**Figure content listings**:
+===+

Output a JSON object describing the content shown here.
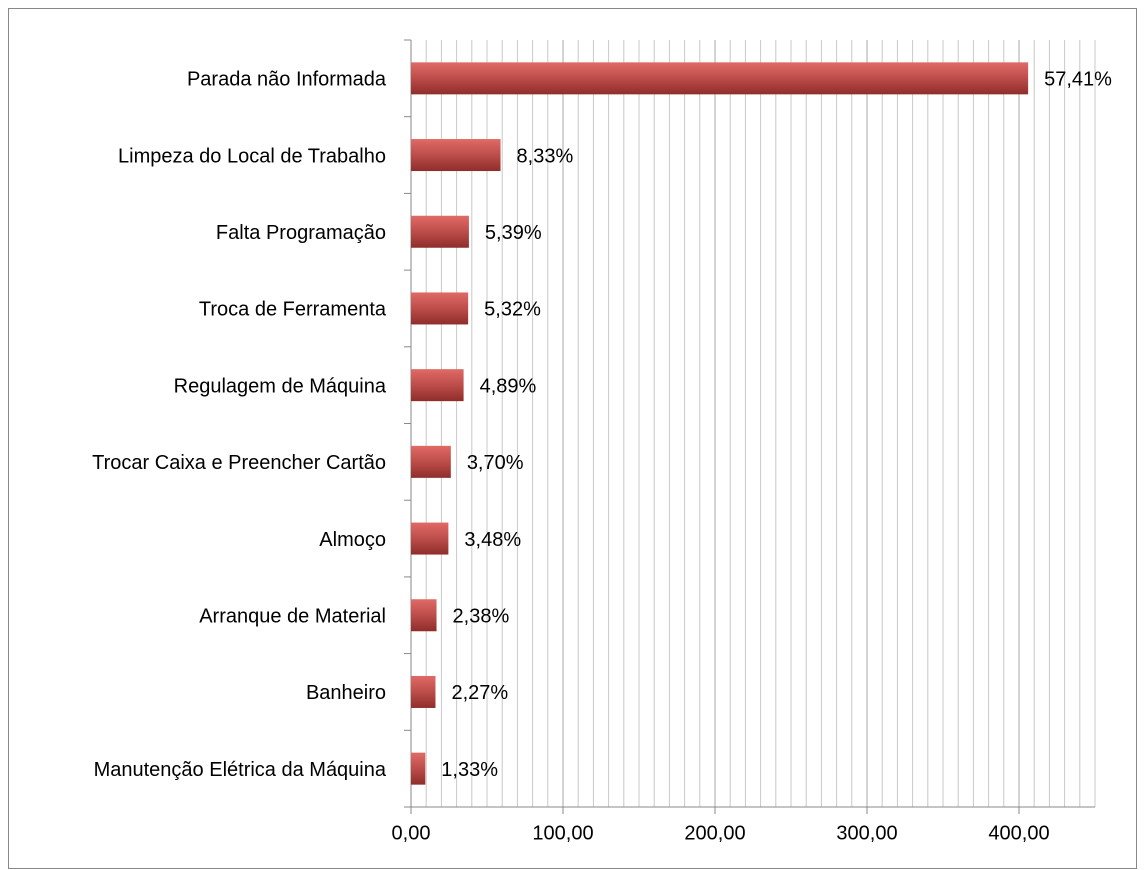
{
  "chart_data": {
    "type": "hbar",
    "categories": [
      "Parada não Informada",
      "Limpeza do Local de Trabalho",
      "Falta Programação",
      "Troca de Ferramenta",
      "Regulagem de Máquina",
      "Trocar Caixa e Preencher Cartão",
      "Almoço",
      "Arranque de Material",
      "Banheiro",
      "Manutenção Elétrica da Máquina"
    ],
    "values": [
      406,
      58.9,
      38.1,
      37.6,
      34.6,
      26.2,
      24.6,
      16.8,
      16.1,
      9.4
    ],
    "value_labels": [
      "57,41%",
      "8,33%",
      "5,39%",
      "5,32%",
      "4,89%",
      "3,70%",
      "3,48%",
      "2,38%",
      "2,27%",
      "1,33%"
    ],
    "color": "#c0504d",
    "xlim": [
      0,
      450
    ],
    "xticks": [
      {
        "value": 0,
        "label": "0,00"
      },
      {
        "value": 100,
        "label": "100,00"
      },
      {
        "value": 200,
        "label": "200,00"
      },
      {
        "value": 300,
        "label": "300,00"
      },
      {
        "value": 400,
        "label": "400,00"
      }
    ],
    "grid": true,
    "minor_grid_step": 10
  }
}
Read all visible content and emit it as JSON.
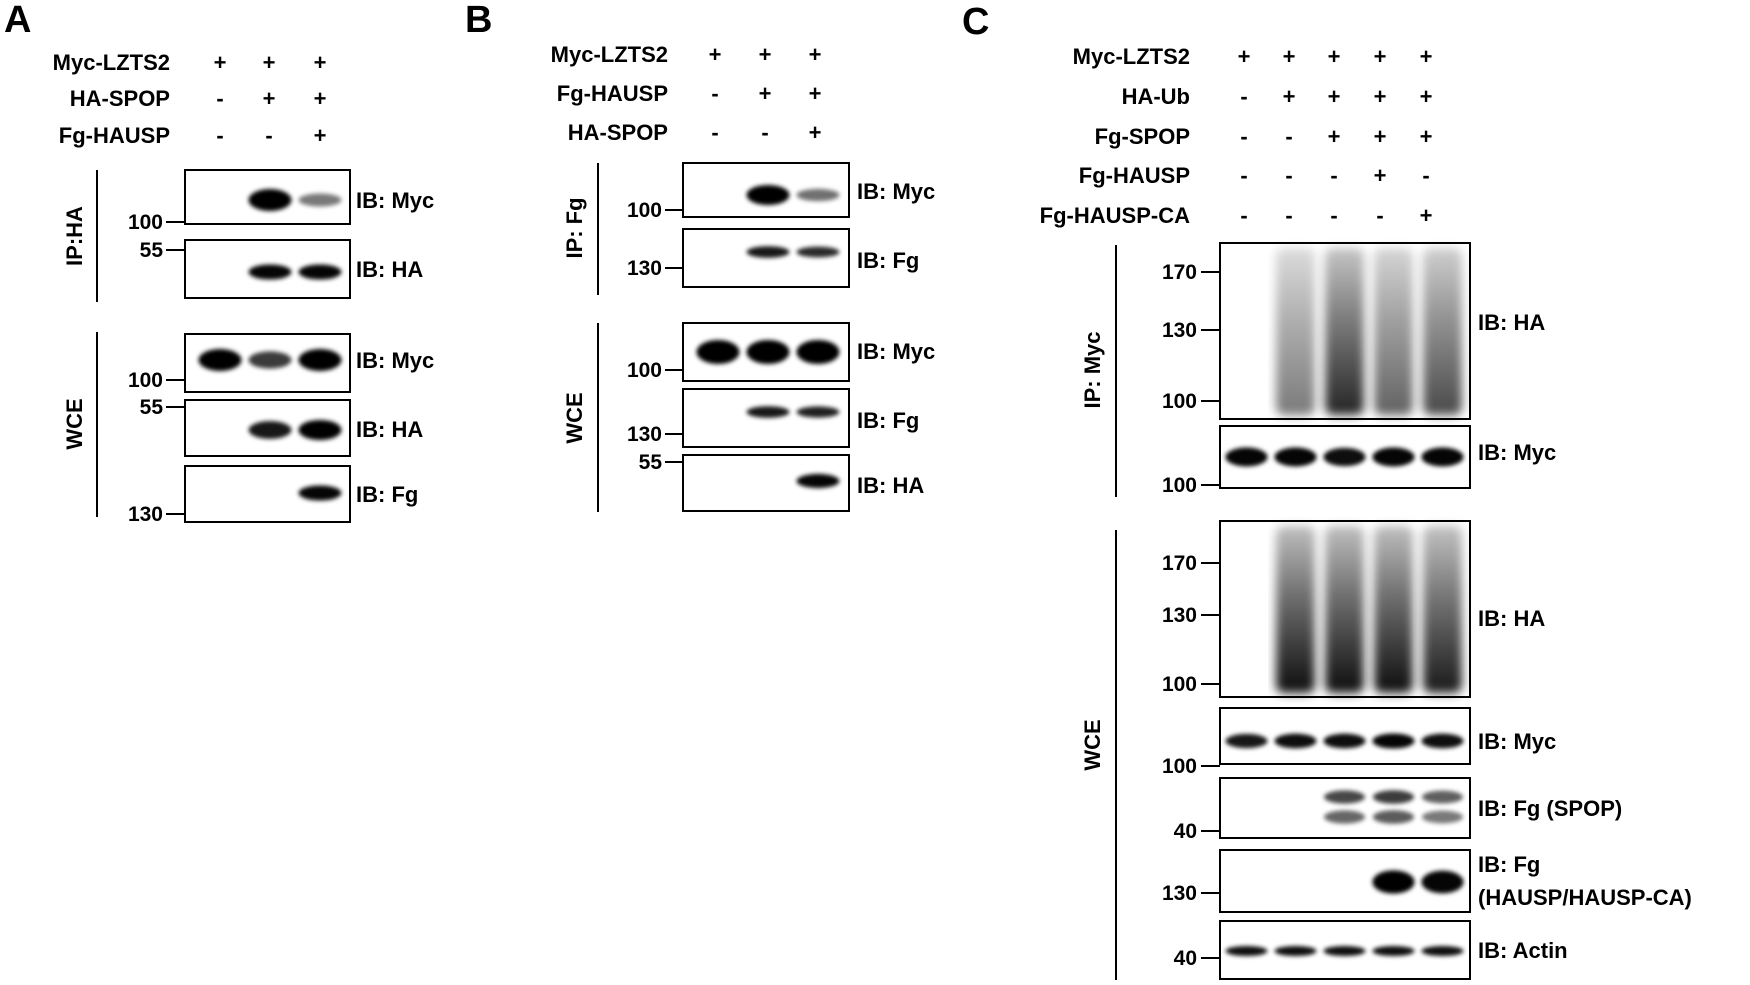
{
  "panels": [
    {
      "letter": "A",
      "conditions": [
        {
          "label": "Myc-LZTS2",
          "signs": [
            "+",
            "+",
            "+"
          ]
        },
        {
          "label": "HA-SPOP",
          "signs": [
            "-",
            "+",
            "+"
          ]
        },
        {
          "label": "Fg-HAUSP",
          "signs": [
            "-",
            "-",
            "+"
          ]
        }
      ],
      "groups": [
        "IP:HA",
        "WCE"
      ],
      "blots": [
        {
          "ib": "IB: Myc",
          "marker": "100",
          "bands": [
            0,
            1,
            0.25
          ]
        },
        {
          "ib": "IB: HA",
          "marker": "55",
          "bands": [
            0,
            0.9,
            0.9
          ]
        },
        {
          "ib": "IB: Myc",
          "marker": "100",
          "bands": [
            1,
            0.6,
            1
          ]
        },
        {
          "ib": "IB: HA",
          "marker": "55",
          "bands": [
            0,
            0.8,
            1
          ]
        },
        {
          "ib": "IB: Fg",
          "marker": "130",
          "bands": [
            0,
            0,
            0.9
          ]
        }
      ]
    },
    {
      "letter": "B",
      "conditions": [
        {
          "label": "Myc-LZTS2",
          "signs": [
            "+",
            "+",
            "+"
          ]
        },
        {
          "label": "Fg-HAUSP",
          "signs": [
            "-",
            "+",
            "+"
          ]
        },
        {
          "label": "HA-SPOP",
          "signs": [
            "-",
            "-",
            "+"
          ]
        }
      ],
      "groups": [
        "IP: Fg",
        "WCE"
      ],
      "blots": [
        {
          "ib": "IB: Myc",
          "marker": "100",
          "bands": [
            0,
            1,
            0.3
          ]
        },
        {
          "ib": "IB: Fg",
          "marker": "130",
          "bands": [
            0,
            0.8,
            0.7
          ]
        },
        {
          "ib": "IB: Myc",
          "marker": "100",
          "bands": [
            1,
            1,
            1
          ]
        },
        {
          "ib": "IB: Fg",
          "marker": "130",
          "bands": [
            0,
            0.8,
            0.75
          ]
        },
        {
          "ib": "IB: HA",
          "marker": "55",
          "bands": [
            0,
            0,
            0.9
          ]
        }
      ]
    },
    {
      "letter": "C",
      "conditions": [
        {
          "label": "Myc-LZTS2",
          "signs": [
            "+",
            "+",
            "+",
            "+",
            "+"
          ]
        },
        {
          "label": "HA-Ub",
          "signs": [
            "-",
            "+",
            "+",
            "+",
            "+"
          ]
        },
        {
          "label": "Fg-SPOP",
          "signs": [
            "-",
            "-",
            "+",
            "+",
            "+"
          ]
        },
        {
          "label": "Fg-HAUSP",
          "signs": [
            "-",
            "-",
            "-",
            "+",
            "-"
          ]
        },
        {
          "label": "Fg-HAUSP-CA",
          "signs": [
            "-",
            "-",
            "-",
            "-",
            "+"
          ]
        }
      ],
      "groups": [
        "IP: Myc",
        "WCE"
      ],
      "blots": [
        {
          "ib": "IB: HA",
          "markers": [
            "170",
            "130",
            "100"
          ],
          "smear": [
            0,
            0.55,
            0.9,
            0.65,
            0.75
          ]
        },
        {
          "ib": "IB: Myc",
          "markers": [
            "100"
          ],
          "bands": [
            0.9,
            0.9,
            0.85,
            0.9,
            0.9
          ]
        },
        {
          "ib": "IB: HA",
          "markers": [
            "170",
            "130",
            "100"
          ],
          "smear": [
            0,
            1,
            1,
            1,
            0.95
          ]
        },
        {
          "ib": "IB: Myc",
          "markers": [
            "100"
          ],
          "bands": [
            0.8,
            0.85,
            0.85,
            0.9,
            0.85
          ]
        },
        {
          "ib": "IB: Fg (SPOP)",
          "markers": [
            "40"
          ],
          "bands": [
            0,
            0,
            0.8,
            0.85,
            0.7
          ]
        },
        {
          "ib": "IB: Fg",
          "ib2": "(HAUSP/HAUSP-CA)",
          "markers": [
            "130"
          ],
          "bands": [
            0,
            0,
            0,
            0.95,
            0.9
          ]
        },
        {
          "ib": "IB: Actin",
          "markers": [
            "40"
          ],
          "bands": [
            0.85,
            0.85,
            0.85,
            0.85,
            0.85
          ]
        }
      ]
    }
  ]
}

+===+

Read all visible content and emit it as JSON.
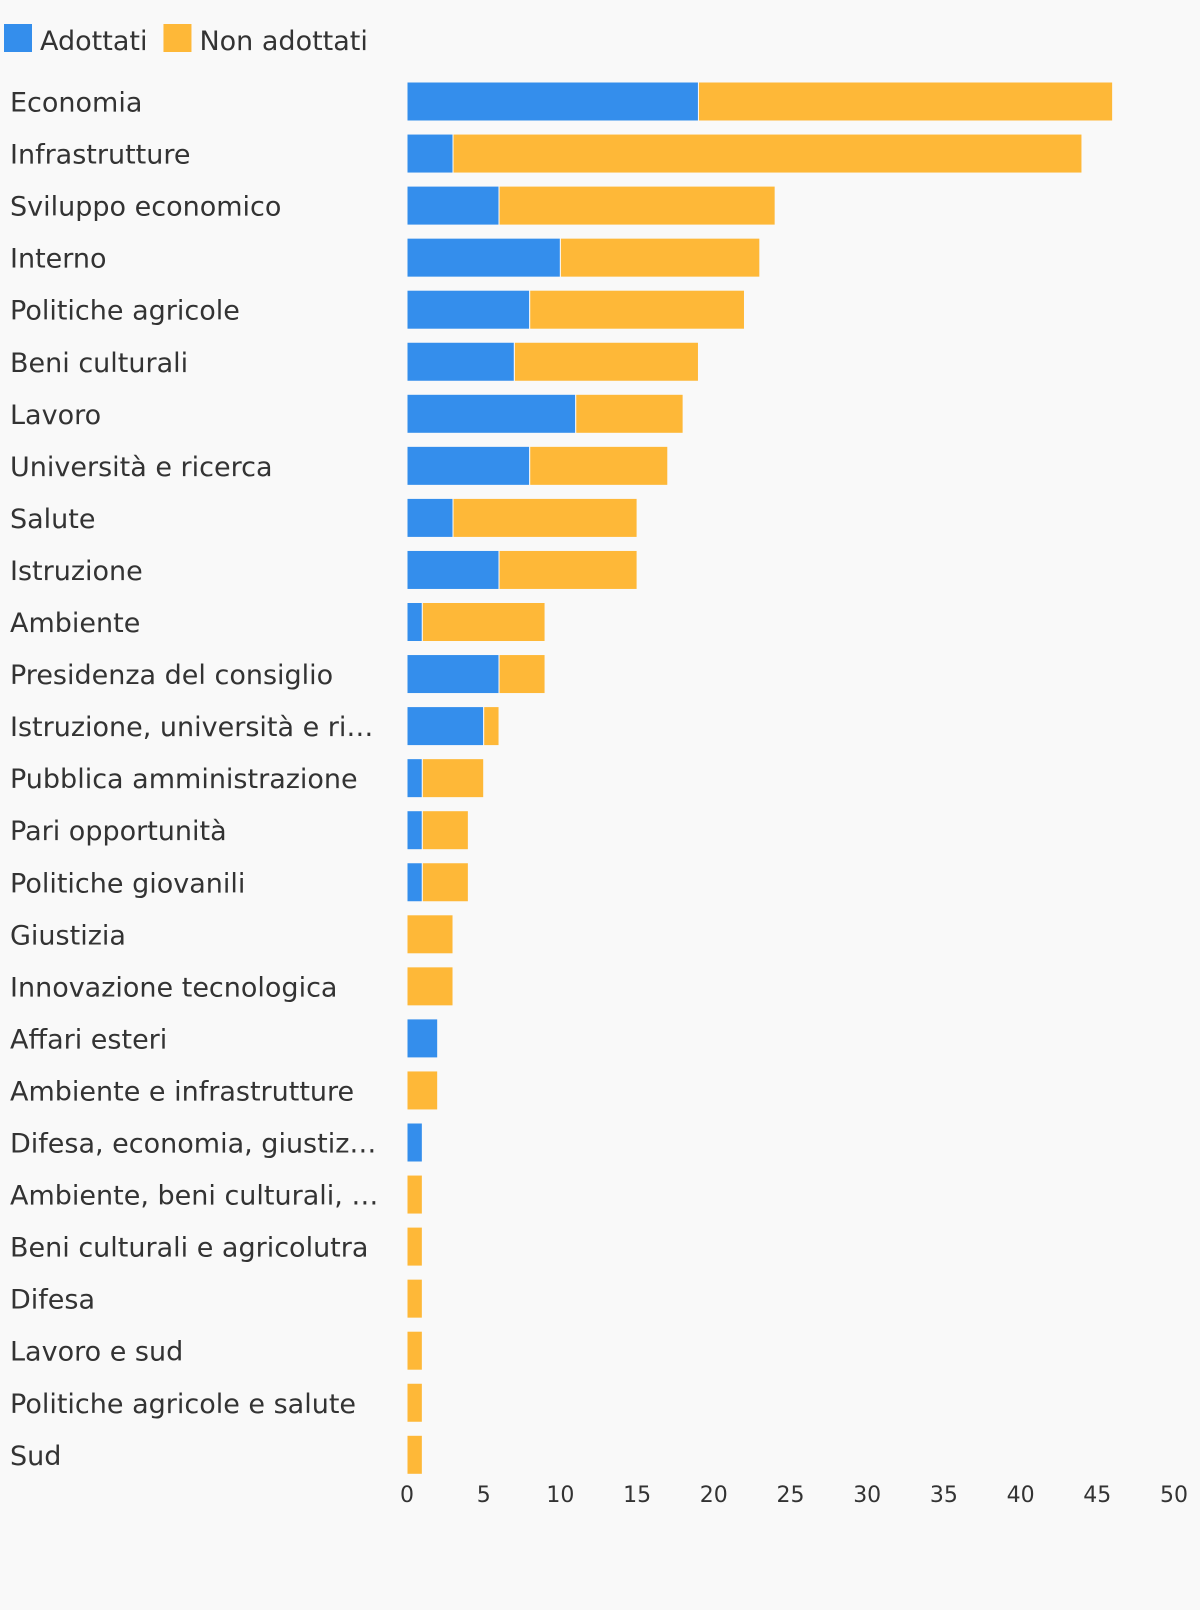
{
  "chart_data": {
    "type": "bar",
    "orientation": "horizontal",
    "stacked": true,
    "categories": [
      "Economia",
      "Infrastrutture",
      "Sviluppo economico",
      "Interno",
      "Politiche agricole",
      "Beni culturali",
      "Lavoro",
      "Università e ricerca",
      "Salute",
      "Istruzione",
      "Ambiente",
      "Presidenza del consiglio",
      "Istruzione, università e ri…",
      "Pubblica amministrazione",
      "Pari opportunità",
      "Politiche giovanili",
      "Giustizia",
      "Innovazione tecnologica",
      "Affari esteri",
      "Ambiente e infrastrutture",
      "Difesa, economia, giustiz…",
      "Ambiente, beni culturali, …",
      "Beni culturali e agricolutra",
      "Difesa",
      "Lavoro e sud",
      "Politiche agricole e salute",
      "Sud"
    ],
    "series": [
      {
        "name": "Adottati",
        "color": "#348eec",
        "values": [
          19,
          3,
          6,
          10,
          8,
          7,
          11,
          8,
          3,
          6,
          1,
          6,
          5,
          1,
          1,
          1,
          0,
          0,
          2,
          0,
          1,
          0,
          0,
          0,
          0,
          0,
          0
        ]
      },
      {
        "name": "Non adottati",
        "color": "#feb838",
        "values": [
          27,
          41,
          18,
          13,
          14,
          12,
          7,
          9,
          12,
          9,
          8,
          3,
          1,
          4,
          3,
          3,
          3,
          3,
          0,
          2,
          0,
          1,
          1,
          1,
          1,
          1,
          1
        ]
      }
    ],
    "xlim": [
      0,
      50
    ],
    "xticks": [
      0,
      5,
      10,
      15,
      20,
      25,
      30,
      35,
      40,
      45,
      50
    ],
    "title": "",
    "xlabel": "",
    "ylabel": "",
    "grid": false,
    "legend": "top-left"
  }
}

+===+

**What to produce**:
Select all lines with the word "agricole" from the entries above.

**Solution to the problem**:
      "Politiche agricole",
      "Politiche agricole e salute",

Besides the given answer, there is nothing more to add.